▶ **EXERCISE REQUIREMENTS**:
Each line of the listing that contains the word "this" is to be copied.

+ + + + + + +

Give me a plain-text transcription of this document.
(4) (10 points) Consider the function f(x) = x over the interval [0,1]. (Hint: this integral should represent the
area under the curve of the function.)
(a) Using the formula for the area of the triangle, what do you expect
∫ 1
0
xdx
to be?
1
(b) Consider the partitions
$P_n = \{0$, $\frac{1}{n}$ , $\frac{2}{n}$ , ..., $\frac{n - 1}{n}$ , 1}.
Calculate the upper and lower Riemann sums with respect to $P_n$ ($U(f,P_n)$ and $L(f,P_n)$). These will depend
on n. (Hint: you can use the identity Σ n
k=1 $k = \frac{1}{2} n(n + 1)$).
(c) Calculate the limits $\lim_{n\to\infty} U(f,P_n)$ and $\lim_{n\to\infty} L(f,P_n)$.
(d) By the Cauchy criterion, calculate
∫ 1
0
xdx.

+ + + + + + +

▶ **RESULT**:
Give me a plain-text transcription of this document.
(4) (10 points) Consider the function f(x) = x over the interval [0,1]. (Hint: this integral should represent the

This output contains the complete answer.